(REQUIRED TASK):
Spot each line that carries the word "Stairway"; copy those lines.

━━━━━ DATA

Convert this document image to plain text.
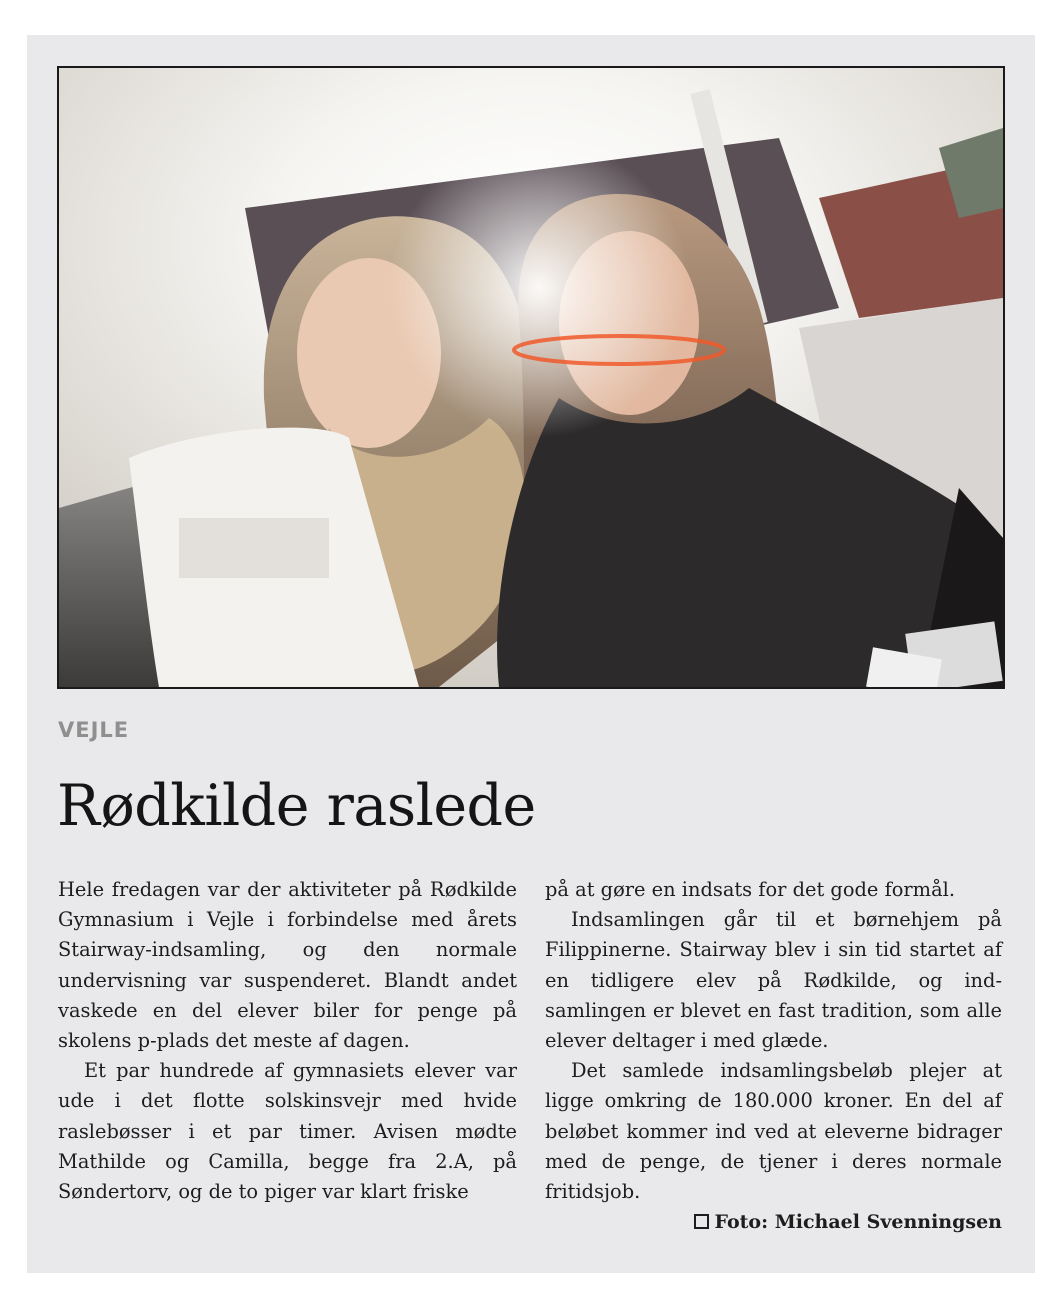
VEJLE
Rødkilde raslede

Hele fredagen var der aktiviteter på Rødkilde Gymnasium i Vejle i forbindelse med årets Stairway-indsamling, og den normale undervisning var suspenderet. Blandt andet vaskede en del elever biler for penge på skolens p-plads det meste af dagen.

Et par hundrede af gymnasiets elever var ude i det flotte solskinsvejr med hvide raslebøsser i et par timer. Avisen mødte Mathilde og Camilla, begge fra 2.A, på Søndertorv, og de to piger var klart friske

på at gøre en indsats for det gode formål.

Indsamlingen går til et børnehjem på Filippinerne. Stairway blev i sin tid startet af en tidligere elev på Rødkilde, og indsamlingen er blevet en fast tradition, som alle elever deltager i med glæde.

Det samlede indsamlingsbeløb plejer at ligge omkring de 180.000 kroner. En del af beløbet kommer ind ved at eleverne bidrager med de penge, de tjener i deres normale fritidsjob.

Foto: Michael Svenningsen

━━━━━━━━━━

(TASK OUTPUT):
Hele fredagen var der aktiviteter på Rødkilde Gymnasium i Vejle i forbindelse med årets Stairway-indsamling, og den normale undervisning var suspenderet. Blandt andet vaskede en del elever biler for penge på skolens p-plads det meste af dagen.
Indsamlingen går til et børnehjem på Filippinerne. Stairway blev i sin tid startet af en tidligere elev på Rødkilde, og indsamlingen er blevet en fast tradition, som alle elever deltager i med glæde.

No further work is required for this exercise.